CHALLENGE:
Your task is to copy every line of this material exactly.

(Dataset listings of figures)
= = =

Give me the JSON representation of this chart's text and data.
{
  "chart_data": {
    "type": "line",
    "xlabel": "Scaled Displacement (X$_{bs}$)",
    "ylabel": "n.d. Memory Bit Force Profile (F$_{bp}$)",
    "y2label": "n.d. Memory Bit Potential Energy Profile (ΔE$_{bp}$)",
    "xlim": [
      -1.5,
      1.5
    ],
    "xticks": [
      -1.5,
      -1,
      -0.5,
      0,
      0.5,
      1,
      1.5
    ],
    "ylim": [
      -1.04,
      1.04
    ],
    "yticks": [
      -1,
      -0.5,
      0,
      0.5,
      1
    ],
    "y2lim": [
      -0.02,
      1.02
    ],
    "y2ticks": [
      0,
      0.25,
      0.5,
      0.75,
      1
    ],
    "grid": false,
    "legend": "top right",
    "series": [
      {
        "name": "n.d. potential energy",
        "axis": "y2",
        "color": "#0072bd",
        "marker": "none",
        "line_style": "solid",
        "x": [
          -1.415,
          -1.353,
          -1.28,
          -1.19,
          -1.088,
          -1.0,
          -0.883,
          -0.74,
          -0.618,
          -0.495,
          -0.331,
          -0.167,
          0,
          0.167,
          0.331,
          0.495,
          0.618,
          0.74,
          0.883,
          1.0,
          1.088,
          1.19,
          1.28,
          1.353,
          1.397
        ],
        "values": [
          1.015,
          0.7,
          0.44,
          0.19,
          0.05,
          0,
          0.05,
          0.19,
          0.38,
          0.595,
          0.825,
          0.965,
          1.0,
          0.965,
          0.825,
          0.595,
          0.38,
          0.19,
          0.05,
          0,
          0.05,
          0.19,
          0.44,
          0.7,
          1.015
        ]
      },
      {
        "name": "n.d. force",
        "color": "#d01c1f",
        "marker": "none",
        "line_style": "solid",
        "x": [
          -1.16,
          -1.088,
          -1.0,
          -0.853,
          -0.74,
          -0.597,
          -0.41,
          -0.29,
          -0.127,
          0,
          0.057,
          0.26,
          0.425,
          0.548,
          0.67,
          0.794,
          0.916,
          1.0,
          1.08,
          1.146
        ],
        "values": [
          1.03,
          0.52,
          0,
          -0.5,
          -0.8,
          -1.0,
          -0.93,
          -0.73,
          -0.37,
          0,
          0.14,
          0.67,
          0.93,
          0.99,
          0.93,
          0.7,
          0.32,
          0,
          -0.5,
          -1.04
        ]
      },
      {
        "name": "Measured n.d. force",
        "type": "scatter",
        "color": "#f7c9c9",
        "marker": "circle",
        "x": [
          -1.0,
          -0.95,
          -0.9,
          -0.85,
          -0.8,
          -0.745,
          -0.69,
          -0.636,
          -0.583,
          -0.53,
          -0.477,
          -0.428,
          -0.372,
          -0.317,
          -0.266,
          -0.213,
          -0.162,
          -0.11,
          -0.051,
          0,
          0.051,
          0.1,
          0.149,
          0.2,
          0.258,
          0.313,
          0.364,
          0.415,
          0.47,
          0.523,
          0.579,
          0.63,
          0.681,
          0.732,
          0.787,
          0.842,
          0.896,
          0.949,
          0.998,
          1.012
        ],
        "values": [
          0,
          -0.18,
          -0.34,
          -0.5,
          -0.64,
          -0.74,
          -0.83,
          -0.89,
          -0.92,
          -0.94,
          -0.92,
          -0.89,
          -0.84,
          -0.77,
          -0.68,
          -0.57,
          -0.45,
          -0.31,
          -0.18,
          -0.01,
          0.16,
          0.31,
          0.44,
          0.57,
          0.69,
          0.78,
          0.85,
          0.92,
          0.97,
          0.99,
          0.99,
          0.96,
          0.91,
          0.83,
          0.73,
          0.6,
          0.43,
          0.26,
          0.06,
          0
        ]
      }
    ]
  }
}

= = =

THE ANSWER:
Give me the JSON representation of this chart's text and data.
{
  "chart_data": {
    "type": "line",
    "xlabel": "Scaled Displacement (X$_{bs}$)",
    "ylabel": "n.d. Memory Bit Force Profile (F$_{bp}$)",
    "y2label": "n.d. Memory Bit Potential Energy Profile (ΔE$_{bp}$)",
    "xlim": [
      -1.5,
      1.5
    ],
    "xticks": [
      -1.5,
      -1,
      -0.5,
      0,
      0.5,
      1,
      1.5
    ],
    "ylim": [
      -1.04,
      1.04
    ],
    "yticks": [
      -1,
      -0.5,
      0,
      0.5,
      1
    ],
    "y2lim": [
      -0.02,
      1.02
    ],
    "y2ticks": [
      0,
      0.25,
      0.5,
      0.75,
      1
    ],
    "grid": false,
    "legend": "top right",
    "series": [
      {
        "name": "n.d. potential energy",
        "axis": "y2",
        "color": "#0072bd",
        "marker": "none",
        "line_style": "solid",
        "x": [
          -1.415,
          -1.353,
          -1.28,
          -1.19,
          -1.088,
          -1.0,
          -0.883,
          -0.74,
          -0.618,
          -0.495,
          -0.331,
          -0.167,
          0,
          0.167,
          0.331,
          0.495,
          0.618,
          0.74,
          0.883,
          1.0,
          1.088,
          1.19,
          1.28,
          1.353,
          1.397
        ],
        "values": [
          1.015,
          0.7,
          0.44,
          0.19,
          0.05,
          0,
          0.05,
          0.19,
          0.38,
          0.595,
          0.825,
          0.965,
          1.0,
          0.965,
          0.825,
          0.595,
          0.38,
          0.19,
          0.05,
          0,
          0.05,
          0.19,
          0.44,
          0.7,
          1.015
        ]
      },
      {
        "name": "n.d. force",
        "color": "#d01c1f",
        "marker": "none",
        "line_style": "solid",
        "x": [
          -1.16,
          -1.088,
          -1.0,
          -0.853,
          -0.74,
          -0.597,
          -0.41,
          -0.29,
          -0.127,
          0,
          0.057,
          0.26,
          0.425,
          0.548,
          0.67,
          0.794,
          0.916,
          1.0,
          1.08,
          1.146
        ],
        "values": [
          1.03,
          0.52,
          0,
          -0.5,
          -0.8,
          -1.0,
          -0.93,
          -0.73,
          -0.37,
          0,
          0.14,
          0.67,
          0.93,
          0.99,
          0.93,
          0.7,
          0.32,
          0,
          -0.5,
          -1.04
        ]
      },
      {
        "name": "Measured n.d. force",
        "type": "scatter",
        "color": "#f7c9c9",
        "marker": "circle",
        "x": [
          -1.0,
          -0.95,
          -0.9,
          -0.85,
          -0.8,
          -0.745,
          -0.69,
          -0.636,
          -0.583,
          -0.53,
          -0.477,
          -0.428,
          -0.372,
          -0.317,
          -0.266,
          -0.213,
          -0.162,
          -0.11,
          -0.051,
          0,
          0.051,
          0.1,
          0.149,
          0.2,
          0.258,
          0.313,
          0.364,
          0.415,
          0.47,
          0.523,
          0.579,
          0.63,
          0.681,
          0.732,
          0.787,
          0.842,
          0.896,
          0.949,
          0.998,
          1.012
        ],
        "values": [
          0,
          -0.18,
          -0.34,
          -0.5,
          -0.64,
          -0.74,
          -0.83,
          -0.89,
          -0.92,
          -0.94,
          -0.92,
          -0.89,
          -0.84,
          -0.77,
          -0.68,
          -0.57,
          -0.45,
          -0.31,
          -0.18,
          -0.01,
          0.16,
          0.31,
          0.44,
          0.57,
          0.69,
          0.78,
          0.85,
          0.92,
          0.97,
          0.99,
          0.99,
          0.96,
          0.91,
          0.83,
          0.73,
          0.6,
          0.43,
          0.26,
          0.06,
          0
        ]
      }
    ]
  }
}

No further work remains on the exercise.